[Dataset items]
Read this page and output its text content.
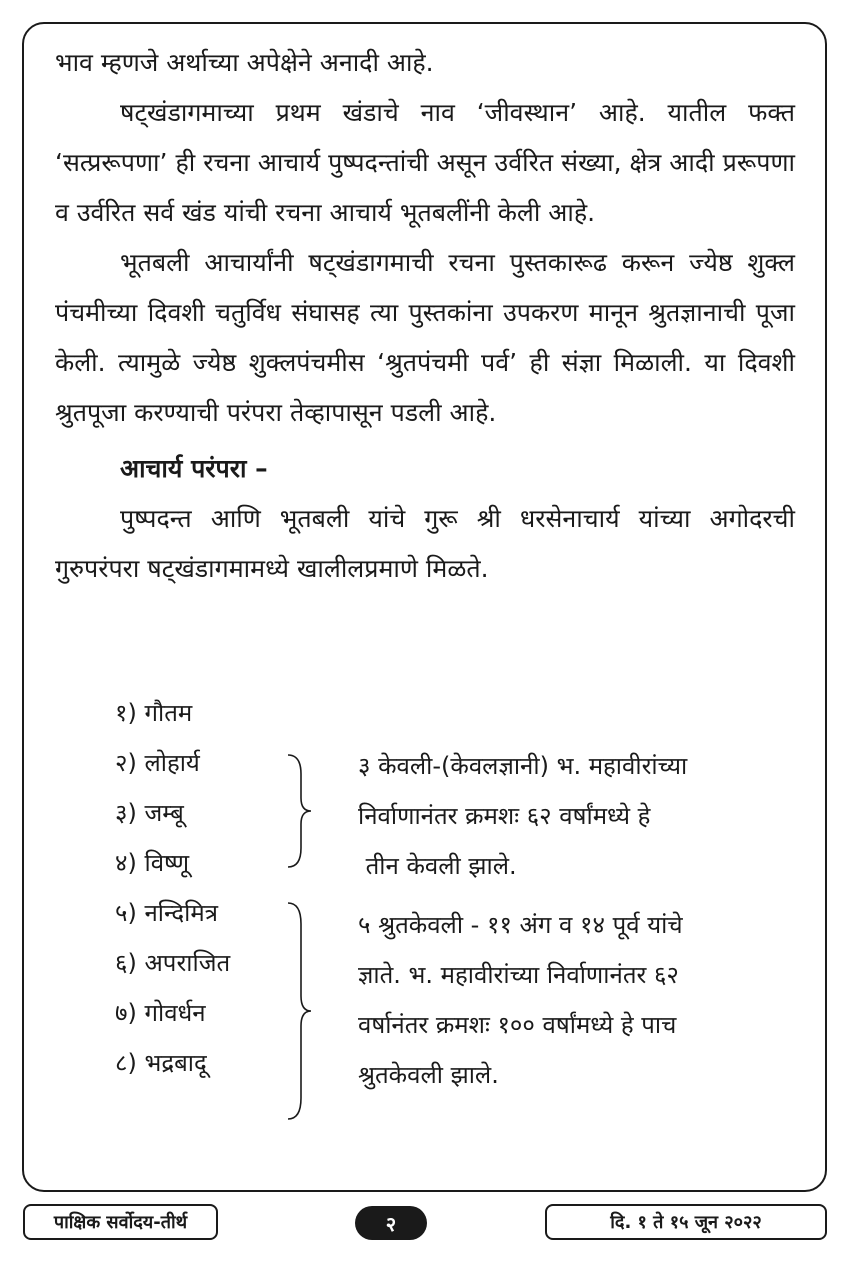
भाव म्हणजे अर्थाच्या अपेक्षेने अनादी आहे.

षट्खंडागमाच्या प्रथम खंडाचे नाव ‘जीवस्थान’ आहे. यातील फक्त ‘सत्प्ररूपणा’ ही रचना आचार्य पुष्पदन्तांची असून उर्वरित संख्या, क्षेत्र आदी प्ररूपणा व उर्वरित सर्व खंड यांची रचना आचार्य भूतबलींनी केली आहे.

भूतबली आचार्यांनी षट्खंडागमाची रचना पुस्तकारूढ करून ज्येष्ठ शुक्ल पंचमीच्या दिवशी चतुर्विध संघासह त्या पुस्तकांना उपकरण मानून श्रुतज्ञानाची पूजा केली. त्यामुळे ज्येष्ठ शुक्लपंचमीस ‘श्रुतपंचमी पर्व’ ही संज्ञा मिळाली. या दिवशी श्रुतपूजा करण्याची परंपरा तेव्हापासून पडली आहे.

आचार्य परंपरा –

पुष्पदन्त आणि भूतबली यांचे गुरू श्री धरसेनाचार्य यांच्या अगोदरची गुरुपरंपरा षट्खंडागमामध्ये खालीलप्रमाणे मिळते.

१) गौतम
२) लोहार्य
३) जम्बू
४) विष्णू
५) नन्दिमित्र
६) अपराजित
७) गोवर्धन
८) भद्रबादू
३ केवली-(केवलज्ञानी) भ. महावीरांच्या
निर्वाणानंतर क्रमशः ६२ वर्षांमध्ये हे
तीन केवली झाले.
५ श्रुतकेवली - ११ अंग व १४ पूर्व यांचे
ज्ञाते. भ. महावीरांच्या निर्वाणानंतर ६२
वर्षानंतर क्रमशः १०० वर्षांमध्ये हे पाच
श्रुतकेवली झाले.
पाक्षिक सर्वोदय-तीर्थ	२	दि. १ ते १५ जून २०२२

[DESCRIPTION OF THE TASK]: Skip the pictures, then retype every line above exactly.

[EXPECTED ANSWER]:
Read this page and output its text content.
भाव म्हणजे अर्थाच्या अपेक्षेने अनादी आहे.

षट्खंडागमाच्या प्रथम खंडाचे नाव ‘जीवस्थान’ आहे. यातील फक्त ‘सत्प्ररूपणा’ ही रचना आचार्य पुष्पदन्तांची असून उर्वरित संख्या, क्षेत्र आदी प्ररूपणा व उर्वरित सर्व खंड यांची रचना आचार्य भूतबलींनी केली आहे.

भूतबली आचार्यांनी षट्खंडागमाची रचना पुस्तकारूढ करून ज्येष्ठ शुक्ल पंचमीच्या दिवशी चतुर्विध संघासह त्या पुस्तकांना उपकरण मानून श्रुतज्ञानाची पूजा केली. त्यामुळे ज्येष्ठ शुक्लपंचमीस ‘श्रुतपंचमी पर्व’ ही संज्ञा मिळाली. या दिवशी श्रुतपूजा करण्याची परंपरा तेव्हापासून पडली आहे.

आचार्य परंपरा –

पुष्पदन्त आणि भूतबली यांचे गुरू श्री धरसेनाचार्य यांच्या अगोदरची गुरुपरंपरा षट्खंडागमामध्ये खालीलप्रमाणे मिळते.

१) गौतम
२) लोहार्य
३) जम्बू
४) विष्णू
५) नन्दिमित्र
६) अपराजित
७) गोवर्धन
८) भद्रबादू
३ केवली-(केवलज्ञानी) भ. महावीरांच्या
निर्वाणानंतर क्रमशः ६२ वर्षांमध्ये हे
तीन केवली झाले.
५ श्रुतकेवली - ११ अंग व १४ पूर्व यांचे
ज्ञाते. भ. महावीरांच्या निर्वाणानंतर ६२
वर्षानंतर क्रमशः १०० वर्षांमध्ये हे पाच
श्रुतकेवली झाले.
पाक्षिक सर्वोदय-तीर्थ	२	दि. १ ते १५ जून २०२२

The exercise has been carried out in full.